Stored entries:
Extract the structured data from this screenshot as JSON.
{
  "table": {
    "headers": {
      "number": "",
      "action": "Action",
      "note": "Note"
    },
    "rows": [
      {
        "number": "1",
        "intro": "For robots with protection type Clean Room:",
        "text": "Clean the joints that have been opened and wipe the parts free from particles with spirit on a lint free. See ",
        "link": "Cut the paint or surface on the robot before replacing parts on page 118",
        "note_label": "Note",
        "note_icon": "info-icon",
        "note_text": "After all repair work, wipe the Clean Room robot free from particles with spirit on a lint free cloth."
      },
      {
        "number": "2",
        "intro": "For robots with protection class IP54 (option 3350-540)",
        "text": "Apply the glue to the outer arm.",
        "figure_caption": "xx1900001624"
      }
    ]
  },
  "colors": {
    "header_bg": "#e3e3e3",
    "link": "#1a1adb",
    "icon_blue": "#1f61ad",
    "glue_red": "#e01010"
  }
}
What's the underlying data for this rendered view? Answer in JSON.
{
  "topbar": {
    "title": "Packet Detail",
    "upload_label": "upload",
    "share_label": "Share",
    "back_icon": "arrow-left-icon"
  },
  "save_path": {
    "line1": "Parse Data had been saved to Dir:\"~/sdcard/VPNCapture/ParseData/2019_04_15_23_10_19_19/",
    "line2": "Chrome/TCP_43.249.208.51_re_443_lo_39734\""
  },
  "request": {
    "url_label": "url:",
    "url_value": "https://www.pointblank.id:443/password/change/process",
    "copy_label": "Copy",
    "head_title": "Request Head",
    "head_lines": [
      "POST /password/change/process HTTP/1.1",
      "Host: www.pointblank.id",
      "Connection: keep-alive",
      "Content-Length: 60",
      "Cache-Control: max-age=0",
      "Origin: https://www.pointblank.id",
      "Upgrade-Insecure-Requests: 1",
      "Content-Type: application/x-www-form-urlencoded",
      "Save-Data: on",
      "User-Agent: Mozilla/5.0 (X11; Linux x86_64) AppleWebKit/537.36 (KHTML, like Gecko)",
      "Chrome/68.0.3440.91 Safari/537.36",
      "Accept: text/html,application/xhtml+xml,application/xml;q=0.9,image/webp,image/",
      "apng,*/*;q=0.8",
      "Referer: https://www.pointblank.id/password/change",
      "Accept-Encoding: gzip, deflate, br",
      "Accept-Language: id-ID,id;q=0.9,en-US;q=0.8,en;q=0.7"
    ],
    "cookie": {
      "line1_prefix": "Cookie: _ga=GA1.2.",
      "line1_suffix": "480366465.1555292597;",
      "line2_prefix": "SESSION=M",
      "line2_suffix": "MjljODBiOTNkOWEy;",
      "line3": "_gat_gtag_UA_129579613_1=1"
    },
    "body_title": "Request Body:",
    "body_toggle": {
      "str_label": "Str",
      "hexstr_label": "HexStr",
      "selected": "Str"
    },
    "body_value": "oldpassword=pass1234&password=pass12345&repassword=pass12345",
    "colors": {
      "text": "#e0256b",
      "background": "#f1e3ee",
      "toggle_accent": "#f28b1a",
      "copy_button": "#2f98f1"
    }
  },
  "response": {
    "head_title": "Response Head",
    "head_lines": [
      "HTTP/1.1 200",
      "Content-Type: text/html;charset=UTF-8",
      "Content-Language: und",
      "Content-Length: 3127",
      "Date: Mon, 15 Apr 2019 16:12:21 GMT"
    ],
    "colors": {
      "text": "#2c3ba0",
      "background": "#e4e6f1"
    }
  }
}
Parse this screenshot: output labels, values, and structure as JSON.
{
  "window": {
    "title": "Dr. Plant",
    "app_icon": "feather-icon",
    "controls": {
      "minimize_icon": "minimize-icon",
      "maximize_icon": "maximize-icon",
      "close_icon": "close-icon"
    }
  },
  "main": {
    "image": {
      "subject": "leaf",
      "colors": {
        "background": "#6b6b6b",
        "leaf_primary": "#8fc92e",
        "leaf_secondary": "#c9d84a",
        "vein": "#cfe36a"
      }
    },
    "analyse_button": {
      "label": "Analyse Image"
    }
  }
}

● GOAL: Please give back all of the records exactly as written.

● SOLUTION FOR THIS PROBLEM:
Extract the structured data from this screenshot as JSON.
{
  "table": {
    "headers": {
      "number": "",
      "action": "Action",
      "note": "Note"
    },
    "rows": [
      {
        "number": "1",
        "intro": "For robots with protection type Clean Room:",
        "text": "Clean the joints that have been opened and wipe the parts free from particles with spirit on a lint free. See ",
        "link": "Cut the paint or surface on the robot before replacing parts on page 118",
        "note_label": "Note",
        "note_icon": "info-icon",
        "note_text": "After all repair work, wipe the Clean Room robot free from particles with spirit on a lint free cloth."
      },
      {
        "number": "2",
        "intro": "For robots with protection class IP54 (option 3350-540)",
        "text": "Apply the glue to the outer arm.",
        "figure_caption": "xx1900001624"
      }
    ]
  },
  "colors": {
    "header_bg": "#e3e3e3",
    "link": "#1a1adb",
    "icon_blue": "#1f61ad",
    "glue_red": "#e01010"
  }
}
What's the underlying data for this rendered view? Answer in JSON.
{
  "topbar": {
    "title": "Packet Detail",
    "upload_label": "upload",
    "share_label": "Share",
    "back_icon": "arrow-left-icon"
  },
  "save_path": {
    "line1": "Parse Data had been saved to Dir:\"~/sdcard/VPNCapture/ParseData/2019_04_15_23_10_19_19/",
    "line2": "Chrome/TCP_43.249.208.51_re_443_lo_39734\""
  },
  "request": {
    "url_label": "url:",
    "url_value": "https://www.pointblank.id:443/password/change/process",
    "copy_label": "Copy",
    "head_title": "Request Head",
    "head_lines": [
      "POST /password/change/process HTTP/1.1",
      "Host: www.pointblank.id",
      "Connection: keep-alive",
      "Content-Length: 60",
      "Cache-Control: max-age=0",
      "Origin: https://www.pointblank.id",
      "Upgrade-Insecure-Requests: 1",
      "Content-Type: application/x-www-form-urlencoded",
      "Save-Data: on",
      "User-Agent: Mozilla/5.0 (X11; Linux x86_64) AppleWebKit/537.36 (KHTML, like Gecko)",
      "Chrome/68.0.3440.91 Safari/537.36",
      "Accept: text/html,application/xhtml+xml,application/xml;q=0.9,image/webp,image/",
      "apng,*/*;q=0.8",
      "Referer: https://www.pointblank.id/password/change",
      "Accept-Encoding: gzip, deflate, br",
      "Accept-Language: id-ID,id;q=0.9,en-US;q=0.8,en;q=0.7"
    ],
    "cookie": {
      "line1_prefix": "Cookie: _ga=GA1.2.",
      "line1_suffix": "480366465.1555292597;",
      "line2_prefix": "SESSION=M",
      "line2_suffix": "MjljODBiOTNkOWEy;",
      "line3": "_gat_gtag_UA_129579613_1=1"
    },
    "body_title": "Request Body:",
    "body_toggle": {
      "str_label": "Str",
      "hexstr_label": "HexStr",
      "selected": "Str"
    },
    "body_value": "oldpassword=pass1234&password=pass12345&repassword=pass12345",
    "colors": {
      "text": "#e0256b",
      "background": "#f1e3ee",
      "toggle_accent": "#f28b1a",
      "copy_button": "#2f98f1"
    }
  },
  "response": {
    "head_title": "Response Head",
    "head_lines": [
      "HTTP/1.1 200",
      "Content-Type: text/html;charset=UTF-8",
      "Content-Language: und",
      "Content-Length: 3127",
      "Date: Mon, 15 Apr 2019 16:12:21 GMT"
    ],
    "colors": {
      "text": "#2c3ba0",
      "background": "#e4e6f1"
    }
  }
}
Parse this screenshot: output labels, values, and structure as JSON.
{
  "window": {
    "title": "Dr. Plant",
    "app_icon": "feather-icon",
    "controls": {
      "minimize_icon": "minimize-icon",
      "maximize_icon": "maximize-icon",
      "close_icon": "close-icon"
    }
  },
  "main": {
    "image": {
      "subject": "leaf",
      "colors": {
        "background": "#6b6b6b",
        "leaf_primary": "#8fc92e",
        "leaf_secondary": "#c9d84a",
        "vein": "#cfe36a"
      }
    },
    "analyse_button": {
      "label": "Analyse Image"
    }
  }
}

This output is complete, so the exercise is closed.